* [RECORDS FOR THE EXERCISE]:
>>
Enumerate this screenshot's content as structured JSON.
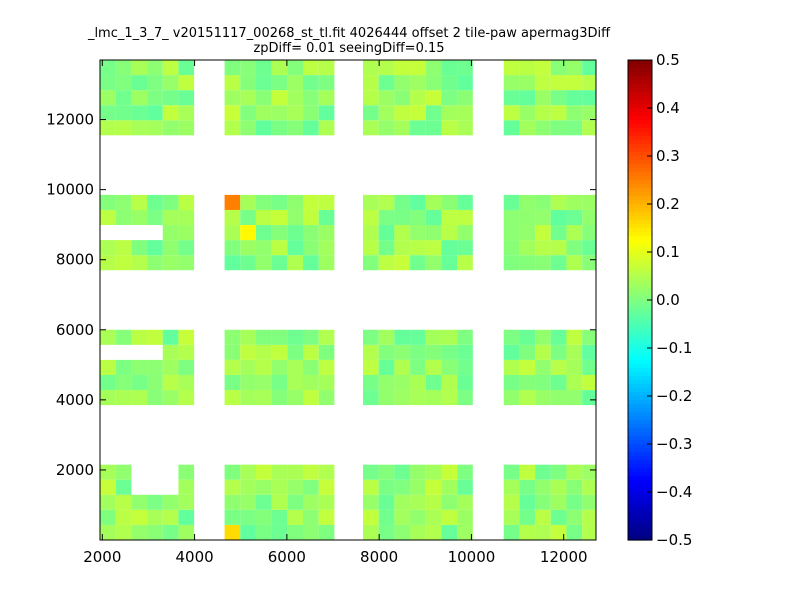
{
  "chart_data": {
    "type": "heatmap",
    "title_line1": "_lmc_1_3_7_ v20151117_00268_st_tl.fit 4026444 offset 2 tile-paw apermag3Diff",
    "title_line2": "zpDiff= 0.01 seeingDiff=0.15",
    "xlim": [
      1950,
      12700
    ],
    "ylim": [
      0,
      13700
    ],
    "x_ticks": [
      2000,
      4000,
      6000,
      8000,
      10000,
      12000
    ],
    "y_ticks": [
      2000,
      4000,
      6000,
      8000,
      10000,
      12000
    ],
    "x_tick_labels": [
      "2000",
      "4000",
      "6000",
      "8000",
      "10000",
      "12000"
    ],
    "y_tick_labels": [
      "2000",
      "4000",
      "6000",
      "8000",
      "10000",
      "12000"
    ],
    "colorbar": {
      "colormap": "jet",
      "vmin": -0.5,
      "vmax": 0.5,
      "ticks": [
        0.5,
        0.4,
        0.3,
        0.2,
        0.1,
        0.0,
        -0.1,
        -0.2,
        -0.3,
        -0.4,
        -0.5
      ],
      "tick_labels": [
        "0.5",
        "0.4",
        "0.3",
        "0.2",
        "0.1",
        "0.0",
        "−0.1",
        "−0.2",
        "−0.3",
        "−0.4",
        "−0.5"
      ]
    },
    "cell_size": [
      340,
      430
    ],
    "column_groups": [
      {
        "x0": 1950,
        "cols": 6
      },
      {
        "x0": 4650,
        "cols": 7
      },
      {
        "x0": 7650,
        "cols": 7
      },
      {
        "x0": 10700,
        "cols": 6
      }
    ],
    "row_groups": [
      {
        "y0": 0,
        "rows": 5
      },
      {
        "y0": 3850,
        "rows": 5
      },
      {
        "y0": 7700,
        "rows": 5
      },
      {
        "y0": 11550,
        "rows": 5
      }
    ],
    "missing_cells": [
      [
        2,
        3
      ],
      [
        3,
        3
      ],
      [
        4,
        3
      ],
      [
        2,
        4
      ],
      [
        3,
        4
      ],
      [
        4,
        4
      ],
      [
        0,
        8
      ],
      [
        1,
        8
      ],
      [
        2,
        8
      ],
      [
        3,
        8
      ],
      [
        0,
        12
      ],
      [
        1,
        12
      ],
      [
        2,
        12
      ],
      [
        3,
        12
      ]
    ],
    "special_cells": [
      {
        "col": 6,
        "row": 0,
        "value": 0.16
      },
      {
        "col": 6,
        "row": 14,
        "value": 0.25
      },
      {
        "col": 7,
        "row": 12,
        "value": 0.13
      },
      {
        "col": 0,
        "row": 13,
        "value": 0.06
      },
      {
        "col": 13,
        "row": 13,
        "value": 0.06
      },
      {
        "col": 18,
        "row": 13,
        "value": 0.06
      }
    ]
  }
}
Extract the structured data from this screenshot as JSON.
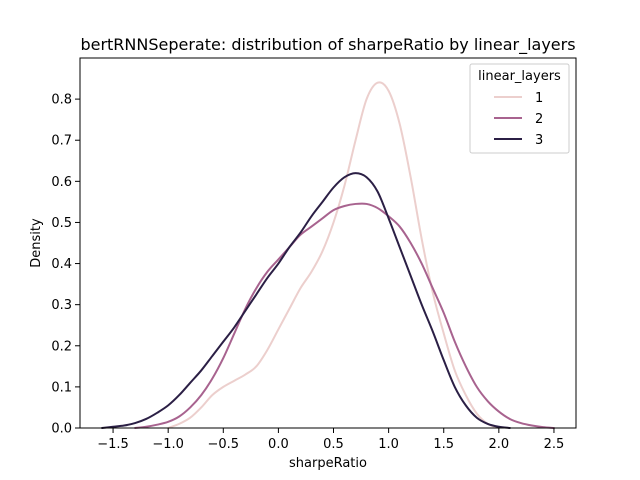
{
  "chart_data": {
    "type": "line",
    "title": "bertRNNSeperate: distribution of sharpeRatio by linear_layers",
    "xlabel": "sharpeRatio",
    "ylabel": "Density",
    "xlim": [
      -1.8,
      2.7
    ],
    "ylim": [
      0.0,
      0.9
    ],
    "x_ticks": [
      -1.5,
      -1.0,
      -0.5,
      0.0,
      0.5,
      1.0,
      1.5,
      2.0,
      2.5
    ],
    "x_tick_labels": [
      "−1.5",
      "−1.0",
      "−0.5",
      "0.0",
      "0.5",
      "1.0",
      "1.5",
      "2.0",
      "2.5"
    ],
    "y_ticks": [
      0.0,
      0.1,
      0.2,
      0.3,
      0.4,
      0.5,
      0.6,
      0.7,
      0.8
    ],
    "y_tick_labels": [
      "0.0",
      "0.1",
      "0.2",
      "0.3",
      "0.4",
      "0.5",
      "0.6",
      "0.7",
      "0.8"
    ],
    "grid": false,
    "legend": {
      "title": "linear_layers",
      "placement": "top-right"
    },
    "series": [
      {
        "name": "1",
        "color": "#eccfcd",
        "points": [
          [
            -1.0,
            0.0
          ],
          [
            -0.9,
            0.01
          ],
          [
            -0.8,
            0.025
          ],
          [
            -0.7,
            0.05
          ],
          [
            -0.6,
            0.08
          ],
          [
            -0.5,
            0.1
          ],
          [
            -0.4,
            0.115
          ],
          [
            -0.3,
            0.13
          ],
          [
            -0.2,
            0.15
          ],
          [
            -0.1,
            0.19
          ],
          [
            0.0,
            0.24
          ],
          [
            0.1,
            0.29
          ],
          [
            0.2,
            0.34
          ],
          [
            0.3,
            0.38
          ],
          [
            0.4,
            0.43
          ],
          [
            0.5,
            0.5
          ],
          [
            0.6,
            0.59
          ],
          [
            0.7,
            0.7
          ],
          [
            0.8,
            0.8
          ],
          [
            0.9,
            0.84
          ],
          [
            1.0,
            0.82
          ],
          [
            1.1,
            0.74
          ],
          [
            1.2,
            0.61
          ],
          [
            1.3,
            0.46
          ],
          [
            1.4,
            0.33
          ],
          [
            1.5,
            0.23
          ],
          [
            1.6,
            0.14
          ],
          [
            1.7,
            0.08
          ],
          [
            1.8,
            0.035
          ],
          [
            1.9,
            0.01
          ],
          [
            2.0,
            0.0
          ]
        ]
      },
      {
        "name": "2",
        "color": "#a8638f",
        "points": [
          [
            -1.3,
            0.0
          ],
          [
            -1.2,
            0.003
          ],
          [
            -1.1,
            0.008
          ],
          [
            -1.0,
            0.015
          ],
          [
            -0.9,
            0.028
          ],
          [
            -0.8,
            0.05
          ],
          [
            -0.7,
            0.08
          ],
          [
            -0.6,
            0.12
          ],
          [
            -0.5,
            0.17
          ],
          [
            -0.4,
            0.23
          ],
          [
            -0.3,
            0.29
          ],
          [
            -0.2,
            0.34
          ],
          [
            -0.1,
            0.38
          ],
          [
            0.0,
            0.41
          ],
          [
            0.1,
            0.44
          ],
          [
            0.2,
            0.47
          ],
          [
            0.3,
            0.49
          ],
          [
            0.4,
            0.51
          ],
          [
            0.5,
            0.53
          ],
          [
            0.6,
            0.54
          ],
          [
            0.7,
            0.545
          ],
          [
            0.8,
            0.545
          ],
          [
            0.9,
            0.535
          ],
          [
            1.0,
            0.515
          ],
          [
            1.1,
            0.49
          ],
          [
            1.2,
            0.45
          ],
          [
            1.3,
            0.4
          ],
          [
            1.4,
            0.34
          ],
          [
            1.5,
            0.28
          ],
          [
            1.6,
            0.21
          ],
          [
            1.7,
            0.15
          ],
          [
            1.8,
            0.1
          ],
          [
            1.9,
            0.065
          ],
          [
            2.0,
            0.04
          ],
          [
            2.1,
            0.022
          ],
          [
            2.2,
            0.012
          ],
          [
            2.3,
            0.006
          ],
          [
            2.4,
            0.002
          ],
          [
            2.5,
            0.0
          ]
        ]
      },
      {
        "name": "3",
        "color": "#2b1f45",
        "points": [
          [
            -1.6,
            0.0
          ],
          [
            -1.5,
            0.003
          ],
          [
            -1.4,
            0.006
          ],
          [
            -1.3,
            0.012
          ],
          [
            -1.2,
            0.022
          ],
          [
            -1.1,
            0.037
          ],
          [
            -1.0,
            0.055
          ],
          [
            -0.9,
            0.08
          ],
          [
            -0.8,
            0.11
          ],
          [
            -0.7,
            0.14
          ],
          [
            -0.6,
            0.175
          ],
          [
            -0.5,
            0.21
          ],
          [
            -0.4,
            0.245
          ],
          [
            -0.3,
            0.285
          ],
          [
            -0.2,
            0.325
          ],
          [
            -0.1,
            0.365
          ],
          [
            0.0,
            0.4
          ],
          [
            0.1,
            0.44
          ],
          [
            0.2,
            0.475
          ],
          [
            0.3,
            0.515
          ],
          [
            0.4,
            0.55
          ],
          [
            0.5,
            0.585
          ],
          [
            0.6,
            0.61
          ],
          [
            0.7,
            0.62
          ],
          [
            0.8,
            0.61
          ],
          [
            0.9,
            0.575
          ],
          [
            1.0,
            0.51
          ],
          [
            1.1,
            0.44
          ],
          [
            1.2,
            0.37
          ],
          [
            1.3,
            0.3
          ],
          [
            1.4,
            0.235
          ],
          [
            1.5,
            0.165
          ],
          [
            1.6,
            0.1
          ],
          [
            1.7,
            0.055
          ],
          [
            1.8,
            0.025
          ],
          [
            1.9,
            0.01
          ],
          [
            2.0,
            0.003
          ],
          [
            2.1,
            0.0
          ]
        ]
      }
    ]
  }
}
<<
>>
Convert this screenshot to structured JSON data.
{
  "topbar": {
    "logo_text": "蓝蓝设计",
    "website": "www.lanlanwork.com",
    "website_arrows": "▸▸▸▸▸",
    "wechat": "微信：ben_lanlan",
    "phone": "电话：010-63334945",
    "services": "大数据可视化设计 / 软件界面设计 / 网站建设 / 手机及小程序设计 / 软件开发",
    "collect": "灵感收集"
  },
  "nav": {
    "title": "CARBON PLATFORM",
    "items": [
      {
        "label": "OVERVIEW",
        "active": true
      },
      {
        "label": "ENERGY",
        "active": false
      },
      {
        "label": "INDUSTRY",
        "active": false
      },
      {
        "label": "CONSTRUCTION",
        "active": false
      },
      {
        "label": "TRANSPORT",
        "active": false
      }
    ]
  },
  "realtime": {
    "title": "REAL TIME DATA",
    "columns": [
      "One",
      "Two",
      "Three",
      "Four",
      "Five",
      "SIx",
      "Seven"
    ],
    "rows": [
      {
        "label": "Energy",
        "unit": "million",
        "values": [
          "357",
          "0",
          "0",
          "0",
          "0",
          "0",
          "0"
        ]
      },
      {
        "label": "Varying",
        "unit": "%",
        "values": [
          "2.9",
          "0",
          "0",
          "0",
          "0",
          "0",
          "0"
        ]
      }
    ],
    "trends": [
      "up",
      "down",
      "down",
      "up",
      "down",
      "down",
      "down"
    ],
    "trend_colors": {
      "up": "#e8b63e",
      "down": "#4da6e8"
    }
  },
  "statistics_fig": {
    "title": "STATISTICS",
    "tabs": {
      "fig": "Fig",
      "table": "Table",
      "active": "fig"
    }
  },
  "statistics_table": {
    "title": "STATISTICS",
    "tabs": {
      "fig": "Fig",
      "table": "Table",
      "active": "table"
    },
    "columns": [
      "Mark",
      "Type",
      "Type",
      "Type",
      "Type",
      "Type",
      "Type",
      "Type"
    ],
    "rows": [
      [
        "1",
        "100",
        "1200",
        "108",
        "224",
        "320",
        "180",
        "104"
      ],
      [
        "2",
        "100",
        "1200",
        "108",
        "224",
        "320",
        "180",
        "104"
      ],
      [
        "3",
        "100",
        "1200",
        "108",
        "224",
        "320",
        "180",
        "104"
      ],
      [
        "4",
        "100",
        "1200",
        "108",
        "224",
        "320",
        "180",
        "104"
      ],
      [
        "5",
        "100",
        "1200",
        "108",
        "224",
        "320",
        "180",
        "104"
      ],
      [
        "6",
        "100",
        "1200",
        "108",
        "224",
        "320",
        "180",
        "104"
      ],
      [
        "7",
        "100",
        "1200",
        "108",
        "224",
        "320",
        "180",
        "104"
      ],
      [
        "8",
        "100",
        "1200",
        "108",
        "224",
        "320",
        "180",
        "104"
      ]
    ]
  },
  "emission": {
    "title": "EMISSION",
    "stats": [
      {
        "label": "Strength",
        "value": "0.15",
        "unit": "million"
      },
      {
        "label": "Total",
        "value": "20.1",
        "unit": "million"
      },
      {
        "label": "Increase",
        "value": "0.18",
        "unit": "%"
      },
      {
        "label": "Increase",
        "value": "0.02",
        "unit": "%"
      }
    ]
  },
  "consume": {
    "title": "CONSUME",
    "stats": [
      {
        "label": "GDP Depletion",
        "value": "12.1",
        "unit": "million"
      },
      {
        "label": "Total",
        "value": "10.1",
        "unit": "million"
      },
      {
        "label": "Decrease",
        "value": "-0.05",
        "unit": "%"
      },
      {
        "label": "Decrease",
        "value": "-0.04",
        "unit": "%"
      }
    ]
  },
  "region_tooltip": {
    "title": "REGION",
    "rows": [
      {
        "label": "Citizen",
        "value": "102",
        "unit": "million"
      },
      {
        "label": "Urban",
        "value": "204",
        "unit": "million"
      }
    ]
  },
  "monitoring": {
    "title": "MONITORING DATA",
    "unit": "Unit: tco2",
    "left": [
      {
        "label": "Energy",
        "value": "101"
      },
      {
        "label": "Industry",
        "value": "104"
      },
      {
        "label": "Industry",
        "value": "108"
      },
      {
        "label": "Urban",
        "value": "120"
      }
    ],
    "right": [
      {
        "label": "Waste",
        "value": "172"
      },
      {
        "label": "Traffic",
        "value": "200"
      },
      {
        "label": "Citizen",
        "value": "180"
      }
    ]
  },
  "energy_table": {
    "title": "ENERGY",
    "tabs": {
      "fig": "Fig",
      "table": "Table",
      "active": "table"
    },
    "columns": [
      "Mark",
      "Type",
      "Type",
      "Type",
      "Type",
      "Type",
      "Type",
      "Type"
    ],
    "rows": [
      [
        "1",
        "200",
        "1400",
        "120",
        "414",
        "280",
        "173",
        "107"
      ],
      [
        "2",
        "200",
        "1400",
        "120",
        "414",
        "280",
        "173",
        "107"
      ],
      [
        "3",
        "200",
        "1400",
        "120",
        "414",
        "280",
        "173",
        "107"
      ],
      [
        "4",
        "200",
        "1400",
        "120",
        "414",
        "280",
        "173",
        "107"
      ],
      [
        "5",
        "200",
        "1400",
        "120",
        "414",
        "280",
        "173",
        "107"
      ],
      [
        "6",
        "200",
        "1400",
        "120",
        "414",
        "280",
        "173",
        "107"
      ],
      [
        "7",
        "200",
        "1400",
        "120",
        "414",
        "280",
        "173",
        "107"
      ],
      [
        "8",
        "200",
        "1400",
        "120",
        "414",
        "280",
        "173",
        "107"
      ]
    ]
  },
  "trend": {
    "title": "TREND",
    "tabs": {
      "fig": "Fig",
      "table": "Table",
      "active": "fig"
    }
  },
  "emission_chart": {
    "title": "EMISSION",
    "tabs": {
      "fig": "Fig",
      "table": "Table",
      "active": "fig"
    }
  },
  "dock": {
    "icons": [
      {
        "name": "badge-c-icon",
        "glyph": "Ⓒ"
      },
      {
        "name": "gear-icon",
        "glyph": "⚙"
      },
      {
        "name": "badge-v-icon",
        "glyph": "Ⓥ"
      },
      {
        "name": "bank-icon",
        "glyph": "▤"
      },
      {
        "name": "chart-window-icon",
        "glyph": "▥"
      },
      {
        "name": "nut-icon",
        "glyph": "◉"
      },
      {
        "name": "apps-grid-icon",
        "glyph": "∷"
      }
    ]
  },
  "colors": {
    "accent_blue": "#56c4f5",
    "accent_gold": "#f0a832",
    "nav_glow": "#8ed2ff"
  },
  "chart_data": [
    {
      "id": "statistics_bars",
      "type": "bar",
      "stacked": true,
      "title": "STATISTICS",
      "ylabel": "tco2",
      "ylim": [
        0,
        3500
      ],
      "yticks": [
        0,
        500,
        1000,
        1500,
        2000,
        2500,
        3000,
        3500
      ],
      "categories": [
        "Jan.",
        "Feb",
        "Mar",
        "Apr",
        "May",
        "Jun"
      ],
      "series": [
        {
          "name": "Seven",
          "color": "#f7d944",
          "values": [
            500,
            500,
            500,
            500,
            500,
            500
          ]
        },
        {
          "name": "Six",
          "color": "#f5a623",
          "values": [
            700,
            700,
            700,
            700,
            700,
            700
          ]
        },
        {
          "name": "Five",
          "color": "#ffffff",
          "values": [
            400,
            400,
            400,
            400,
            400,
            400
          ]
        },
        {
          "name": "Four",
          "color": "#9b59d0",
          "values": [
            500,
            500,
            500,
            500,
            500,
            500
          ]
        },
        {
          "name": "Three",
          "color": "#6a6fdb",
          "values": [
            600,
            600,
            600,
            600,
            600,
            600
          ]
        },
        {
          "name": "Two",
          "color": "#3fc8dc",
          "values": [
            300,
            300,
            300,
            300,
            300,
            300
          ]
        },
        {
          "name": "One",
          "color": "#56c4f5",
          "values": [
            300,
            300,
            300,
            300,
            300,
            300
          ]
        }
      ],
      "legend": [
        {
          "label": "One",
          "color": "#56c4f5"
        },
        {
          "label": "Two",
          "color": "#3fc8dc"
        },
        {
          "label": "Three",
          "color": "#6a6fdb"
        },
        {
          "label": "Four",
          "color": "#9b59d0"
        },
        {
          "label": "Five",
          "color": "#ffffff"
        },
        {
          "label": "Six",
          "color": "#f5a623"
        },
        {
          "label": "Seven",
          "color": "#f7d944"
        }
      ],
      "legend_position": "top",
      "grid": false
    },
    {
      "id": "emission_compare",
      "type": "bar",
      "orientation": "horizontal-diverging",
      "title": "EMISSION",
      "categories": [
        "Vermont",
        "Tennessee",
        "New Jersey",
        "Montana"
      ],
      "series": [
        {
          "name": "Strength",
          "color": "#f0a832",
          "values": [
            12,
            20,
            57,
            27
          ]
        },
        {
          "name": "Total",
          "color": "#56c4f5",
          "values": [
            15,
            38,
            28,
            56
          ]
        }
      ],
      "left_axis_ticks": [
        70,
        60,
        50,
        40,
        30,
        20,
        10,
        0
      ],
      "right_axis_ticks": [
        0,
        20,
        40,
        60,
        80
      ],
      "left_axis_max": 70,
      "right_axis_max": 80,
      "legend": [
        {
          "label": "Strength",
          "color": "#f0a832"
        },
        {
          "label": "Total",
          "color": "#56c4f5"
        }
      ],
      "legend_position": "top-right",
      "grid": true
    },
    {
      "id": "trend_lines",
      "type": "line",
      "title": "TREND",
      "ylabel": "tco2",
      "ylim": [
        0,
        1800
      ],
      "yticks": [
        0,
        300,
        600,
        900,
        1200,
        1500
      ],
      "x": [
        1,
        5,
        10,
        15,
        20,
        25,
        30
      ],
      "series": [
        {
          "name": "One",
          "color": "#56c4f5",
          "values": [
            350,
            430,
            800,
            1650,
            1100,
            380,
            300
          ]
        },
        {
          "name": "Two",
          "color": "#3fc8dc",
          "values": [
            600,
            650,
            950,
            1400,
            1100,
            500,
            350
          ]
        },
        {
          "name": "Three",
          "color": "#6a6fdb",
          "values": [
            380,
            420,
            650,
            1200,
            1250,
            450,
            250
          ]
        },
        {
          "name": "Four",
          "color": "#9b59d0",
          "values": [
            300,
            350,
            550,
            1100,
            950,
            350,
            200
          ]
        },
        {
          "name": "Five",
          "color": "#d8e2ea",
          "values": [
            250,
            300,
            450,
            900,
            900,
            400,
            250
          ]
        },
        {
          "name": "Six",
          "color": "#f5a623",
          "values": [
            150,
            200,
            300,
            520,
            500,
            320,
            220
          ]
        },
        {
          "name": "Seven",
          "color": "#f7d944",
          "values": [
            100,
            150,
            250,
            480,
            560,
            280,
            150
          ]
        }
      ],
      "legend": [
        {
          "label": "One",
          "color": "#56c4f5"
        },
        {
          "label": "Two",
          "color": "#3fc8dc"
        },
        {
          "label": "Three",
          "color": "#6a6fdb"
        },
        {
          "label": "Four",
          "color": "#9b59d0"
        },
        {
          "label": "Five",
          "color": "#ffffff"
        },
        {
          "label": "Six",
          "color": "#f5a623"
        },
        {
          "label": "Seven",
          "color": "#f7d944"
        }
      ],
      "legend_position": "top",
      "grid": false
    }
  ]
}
<<
>>
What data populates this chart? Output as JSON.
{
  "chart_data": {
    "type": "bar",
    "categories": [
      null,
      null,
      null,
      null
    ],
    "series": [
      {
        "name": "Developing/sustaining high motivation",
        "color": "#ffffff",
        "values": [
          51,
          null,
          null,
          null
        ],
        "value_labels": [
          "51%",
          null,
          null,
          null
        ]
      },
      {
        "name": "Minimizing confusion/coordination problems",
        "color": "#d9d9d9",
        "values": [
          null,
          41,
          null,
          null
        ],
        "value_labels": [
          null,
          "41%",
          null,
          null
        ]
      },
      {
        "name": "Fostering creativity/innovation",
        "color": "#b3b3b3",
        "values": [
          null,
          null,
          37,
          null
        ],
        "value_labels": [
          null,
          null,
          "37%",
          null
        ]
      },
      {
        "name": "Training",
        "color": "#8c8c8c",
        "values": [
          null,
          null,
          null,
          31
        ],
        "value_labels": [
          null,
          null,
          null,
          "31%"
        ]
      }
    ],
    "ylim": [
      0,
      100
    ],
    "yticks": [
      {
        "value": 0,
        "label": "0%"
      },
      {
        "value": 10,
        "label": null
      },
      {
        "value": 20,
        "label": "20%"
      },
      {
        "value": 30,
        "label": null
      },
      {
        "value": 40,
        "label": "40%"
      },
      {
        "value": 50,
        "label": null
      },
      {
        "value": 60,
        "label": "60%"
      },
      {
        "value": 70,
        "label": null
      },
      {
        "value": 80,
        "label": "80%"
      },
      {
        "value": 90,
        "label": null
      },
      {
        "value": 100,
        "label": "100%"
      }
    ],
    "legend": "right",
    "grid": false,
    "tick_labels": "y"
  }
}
<<
* [GIVEN EXERCISE]:
Within the entries above, how many lines contain "screenshot"? Respond with the number only.

* [ANSWER FOR THIS EXERCISE]:
3